▸ DATASET EXCERPTS
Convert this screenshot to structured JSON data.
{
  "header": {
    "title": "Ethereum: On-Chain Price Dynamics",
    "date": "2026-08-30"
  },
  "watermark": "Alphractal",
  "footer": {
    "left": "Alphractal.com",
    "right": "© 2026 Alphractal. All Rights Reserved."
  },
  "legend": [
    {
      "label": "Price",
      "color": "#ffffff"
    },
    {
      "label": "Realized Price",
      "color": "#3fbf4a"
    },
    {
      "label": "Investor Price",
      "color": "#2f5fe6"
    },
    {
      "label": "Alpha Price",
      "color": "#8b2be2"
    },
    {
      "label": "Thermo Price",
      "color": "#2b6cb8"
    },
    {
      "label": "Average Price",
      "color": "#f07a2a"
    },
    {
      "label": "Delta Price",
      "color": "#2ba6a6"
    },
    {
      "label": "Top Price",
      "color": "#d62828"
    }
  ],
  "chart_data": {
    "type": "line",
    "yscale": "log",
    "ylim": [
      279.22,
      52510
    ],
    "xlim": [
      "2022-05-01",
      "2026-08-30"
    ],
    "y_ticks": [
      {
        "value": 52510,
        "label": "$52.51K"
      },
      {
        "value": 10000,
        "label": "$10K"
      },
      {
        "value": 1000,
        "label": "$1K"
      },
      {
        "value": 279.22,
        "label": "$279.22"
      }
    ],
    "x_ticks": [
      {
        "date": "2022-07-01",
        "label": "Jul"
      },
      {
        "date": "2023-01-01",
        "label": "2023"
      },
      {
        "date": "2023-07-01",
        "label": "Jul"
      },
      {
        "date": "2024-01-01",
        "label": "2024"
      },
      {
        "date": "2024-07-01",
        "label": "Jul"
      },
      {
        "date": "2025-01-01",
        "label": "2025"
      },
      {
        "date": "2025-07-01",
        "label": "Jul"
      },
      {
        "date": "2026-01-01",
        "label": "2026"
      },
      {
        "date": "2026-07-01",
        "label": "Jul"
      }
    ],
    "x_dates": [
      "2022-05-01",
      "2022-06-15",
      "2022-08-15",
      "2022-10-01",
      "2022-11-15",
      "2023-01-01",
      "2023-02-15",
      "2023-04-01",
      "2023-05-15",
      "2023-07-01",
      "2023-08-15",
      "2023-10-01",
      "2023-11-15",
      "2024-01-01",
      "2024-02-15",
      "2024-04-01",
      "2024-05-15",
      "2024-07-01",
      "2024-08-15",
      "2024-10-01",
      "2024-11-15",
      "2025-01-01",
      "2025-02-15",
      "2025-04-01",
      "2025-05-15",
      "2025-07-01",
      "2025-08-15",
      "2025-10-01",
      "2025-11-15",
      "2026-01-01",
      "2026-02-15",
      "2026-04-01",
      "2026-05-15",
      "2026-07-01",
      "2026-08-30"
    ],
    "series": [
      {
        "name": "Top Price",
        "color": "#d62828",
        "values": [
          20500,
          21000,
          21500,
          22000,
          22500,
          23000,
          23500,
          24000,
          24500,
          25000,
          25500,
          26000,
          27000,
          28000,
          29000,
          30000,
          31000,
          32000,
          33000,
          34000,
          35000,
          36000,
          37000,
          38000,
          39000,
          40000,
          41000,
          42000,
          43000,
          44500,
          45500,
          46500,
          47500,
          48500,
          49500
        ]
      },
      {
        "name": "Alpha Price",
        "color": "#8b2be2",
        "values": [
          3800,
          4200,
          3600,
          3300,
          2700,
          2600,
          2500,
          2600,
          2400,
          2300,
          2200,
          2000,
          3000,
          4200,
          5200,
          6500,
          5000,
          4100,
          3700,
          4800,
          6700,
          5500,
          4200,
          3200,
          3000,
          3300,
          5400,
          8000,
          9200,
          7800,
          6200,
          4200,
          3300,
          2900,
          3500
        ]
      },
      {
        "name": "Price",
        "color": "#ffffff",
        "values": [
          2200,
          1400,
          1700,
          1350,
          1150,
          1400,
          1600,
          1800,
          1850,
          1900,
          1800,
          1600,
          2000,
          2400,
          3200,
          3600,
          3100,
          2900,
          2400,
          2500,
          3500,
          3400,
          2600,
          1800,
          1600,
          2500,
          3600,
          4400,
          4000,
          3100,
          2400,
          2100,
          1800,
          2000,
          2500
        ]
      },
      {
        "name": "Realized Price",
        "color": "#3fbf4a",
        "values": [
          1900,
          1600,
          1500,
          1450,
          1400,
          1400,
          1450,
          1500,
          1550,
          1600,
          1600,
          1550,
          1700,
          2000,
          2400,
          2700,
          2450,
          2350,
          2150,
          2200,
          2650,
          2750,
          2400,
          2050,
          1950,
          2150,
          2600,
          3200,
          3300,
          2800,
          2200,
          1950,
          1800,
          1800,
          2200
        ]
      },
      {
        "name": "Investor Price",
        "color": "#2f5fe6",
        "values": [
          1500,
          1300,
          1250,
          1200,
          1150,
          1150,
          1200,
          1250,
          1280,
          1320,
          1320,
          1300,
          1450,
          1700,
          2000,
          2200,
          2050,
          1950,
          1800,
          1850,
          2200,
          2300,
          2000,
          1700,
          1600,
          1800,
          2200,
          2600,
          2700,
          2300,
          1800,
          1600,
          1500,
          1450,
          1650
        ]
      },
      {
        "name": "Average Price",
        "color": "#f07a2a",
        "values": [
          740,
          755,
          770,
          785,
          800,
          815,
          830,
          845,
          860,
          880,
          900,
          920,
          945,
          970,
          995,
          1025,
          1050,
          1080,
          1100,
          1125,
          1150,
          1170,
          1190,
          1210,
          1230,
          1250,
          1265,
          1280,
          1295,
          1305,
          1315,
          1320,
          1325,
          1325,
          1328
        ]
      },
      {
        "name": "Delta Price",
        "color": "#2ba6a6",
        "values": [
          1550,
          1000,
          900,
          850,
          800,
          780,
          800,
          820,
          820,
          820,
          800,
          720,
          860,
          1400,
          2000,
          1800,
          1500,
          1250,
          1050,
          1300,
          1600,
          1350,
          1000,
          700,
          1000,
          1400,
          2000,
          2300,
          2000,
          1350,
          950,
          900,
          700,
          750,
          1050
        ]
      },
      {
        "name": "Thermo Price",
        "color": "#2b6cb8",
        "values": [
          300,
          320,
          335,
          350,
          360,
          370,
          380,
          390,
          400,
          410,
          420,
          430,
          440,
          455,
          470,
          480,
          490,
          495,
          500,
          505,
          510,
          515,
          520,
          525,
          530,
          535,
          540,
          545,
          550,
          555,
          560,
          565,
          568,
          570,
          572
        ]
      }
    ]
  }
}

▸ GIVEN REQUEST
Repeat the data precisely, line by line.

▸ OUTPUT OF THE EXERCISE
Convert this screenshot to structured JSON data.
{
  "header": {
    "title": "Ethereum: On-Chain Price Dynamics",
    "date": "2026-08-30"
  },
  "watermark": "Alphractal",
  "footer": {
    "left": "Alphractal.com",
    "right": "© 2026 Alphractal. All Rights Reserved."
  },
  "legend": [
    {
      "label": "Price",
      "color": "#ffffff"
    },
    {
      "label": "Realized Price",
      "color": "#3fbf4a"
    },
    {
      "label": "Investor Price",
      "color": "#2f5fe6"
    },
    {
      "label": "Alpha Price",
      "color": "#8b2be2"
    },
    {
      "label": "Thermo Price",
      "color": "#2b6cb8"
    },
    {
      "label": "Average Price",
      "color": "#f07a2a"
    },
    {
      "label": "Delta Price",
      "color": "#2ba6a6"
    },
    {
      "label": "Top Price",
      "color": "#d62828"
    }
  ],
  "chart_data": {
    "type": "line",
    "yscale": "log",
    "ylim": [
      279.22,
      52510
    ],
    "xlim": [
      "2022-05-01",
      "2026-08-30"
    ],
    "y_ticks": [
      {
        "value": 52510,
        "label": "$52.51K"
      },
      {
        "value": 10000,
        "label": "$10K"
      },
      {
        "value": 1000,
        "label": "$1K"
      },
      {
        "value": 279.22,
        "label": "$279.22"
      }
    ],
    "x_ticks": [
      {
        "date": "2022-07-01",
        "label": "Jul"
      },
      {
        "date": "2023-01-01",
        "label": "2023"
      },
      {
        "date": "2023-07-01",
        "label": "Jul"
      },
      {
        "date": "2024-01-01",
        "label": "2024"
      },
      {
        "date": "2024-07-01",
        "label": "Jul"
      },
      {
        "date": "2025-01-01",
        "label": "2025"
      },
      {
        "date": "2025-07-01",
        "label": "Jul"
      },
      {
        "date": "2026-01-01",
        "label": "2026"
      },
      {
        "date": "2026-07-01",
        "label": "Jul"
      }
    ],
    "x_dates": [
      "2022-05-01",
      "2022-06-15",
      "2022-08-15",
      "2022-10-01",
      "2022-11-15",
      "2023-01-01",
      "2023-02-15",
      "2023-04-01",
      "2023-05-15",
      "2023-07-01",
      "2023-08-15",
      "2023-10-01",
      "2023-11-15",
      "2024-01-01",
      "2024-02-15",
      "2024-04-01",
      "2024-05-15",
      "2024-07-01",
      "2024-08-15",
      "2024-10-01",
      "2024-11-15",
      "2025-01-01",
      "2025-02-15",
      "2025-04-01",
      "2025-05-15",
      "2025-07-01",
      "2025-08-15",
      "2025-10-01",
      "2025-11-15",
      "2026-01-01",
      "2026-02-15",
      "2026-04-01",
      "2026-05-15",
      "2026-07-01",
      "2026-08-30"
    ],
    "series": [
      {
        "name": "Top Price",
        "color": "#d62828",
        "values": [
          20500,
          21000,
          21500,
          22000,
          22500,
          23000,
          23500,
          24000,
          24500,
          25000,
          25500,
          26000,
          27000,
          28000,
          29000,
          30000,
          31000,
          32000,
          33000,
          34000,
          35000,
          36000,
          37000,
          38000,
          39000,
          40000,
          41000,
          42000,
          43000,
          44500,
          45500,
          46500,
          47500,
          48500,
          49500
        ]
      },
      {
        "name": "Alpha Price",
        "color": "#8b2be2",
        "values": [
          3800,
          4200,
          3600,
          3300,
          2700,
          2600,
          2500,
          2600,
          2400,
          2300,
          2200,
          2000,
          3000,
          4200,
          5200,
          6500,
          5000,
          4100,
          3700,
          4800,
          6700,
          5500,
          4200,
          3200,
          3000,
          3300,
          5400,
          8000,
          9200,
          7800,
          6200,
          4200,
          3300,
          2900,
          3500
        ]
      },
      {
        "name": "Price",
        "color": "#ffffff",
        "values": [
          2200,
          1400,
          1700,
          1350,
          1150,
          1400,
          1600,
          1800,
          1850,
          1900,
          1800,
          1600,
          2000,
          2400,
          3200,
          3600,
          3100,
          2900,
          2400,
          2500,
          3500,
          3400,
          2600,
          1800,
          1600,
          2500,
          3600,
          4400,
          4000,
          3100,
          2400,
          2100,
          1800,
          2000,
          2500
        ]
      },
      {
        "name": "Realized Price",
        "color": "#3fbf4a",
        "values": [
          1900,
          1600,
          1500,
          1450,
          1400,
          1400,
          1450,
          1500,
          1550,
          1600,
          1600,
          1550,
          1700,
          2000,
          2400,
          2700,
          2450,
          2350,
          2150,
          2200,
          2650,
          2750,
          2400,
          2050,
          1950,
          2150,
          2600,
          3200,
          3300,
          2800,
          2200,
          1950,
          1800,
          1800,
          2200
        ]
      },
      {
        "name": "Investor Price",
        "color": "#2f5fe6",
        "values": [
          1500,
          1300,
          1250,
          1200,
          1150,
          1150,
          1200,
          1250,
          1280,
          1320,
          1320,
          1300,
          1450,
          1700,
          2000,
          2200,
          2050,
          1950,
          1800,
          1850,
          2200,
          2300,
          2000,
          1700,
          1600,
          1800,
          2200,
          2600,
          2700,
          2300,
          1800,
          1600,
          1500,
          1450,
          1650
        ]
      },
      {
        "name": "Average Price",
        "color": "#f07a2a",
        "values": [
          740,
          755,
          770,
          785,
          800,
          815,
          830,
          845,
          860,
          880,
          900,
          920,
          945,
          970,
          995,
          1025,
          1050,
          1080,
          1100,
          1125,
          1150,
          1170,
          1190,
          1210,
          1230,
          1250,
          1265,
          1280,
          1295,
          1305,
          1315,
          1320,
          1325,
          1325,
          1328
        ]
      },
      {
        "name": "Delta Price",
        "color": "#2ba6a6",
        "values": [
          1550,
          1000,
          900,
          850,
          800,
          780,
          800,
          820,
          820,
          820,
          800,
          720,
          860,
          1400,
          2000,
          1800,
          1500,
          1250,
          1050,
          1300,
          1600,
          1350,
          1000,
          700,
          1000,
          1400,
          2000,
          2300,
          2000,
          1350,
          950,
          900,
          700,
          750,
          1050
        ]
      },
      {
        "name": "Thermo Price",
        "color": "#2b6cb8",
        "values": [
          300,
          320,
          335,
          350,
          360,
          370,
          380,
          390,
          400,
          410,
          420,
          430,
          440,
          455,
          470,
          480,
          490,
          495,
          500,
          505,
          510,
          515,
          520,
          525,
          530,
          535,
          540,
          545,
          550,
          555,
          560,
          565,
          568,
          570,
          572
        ]
      }
    ]
  }
}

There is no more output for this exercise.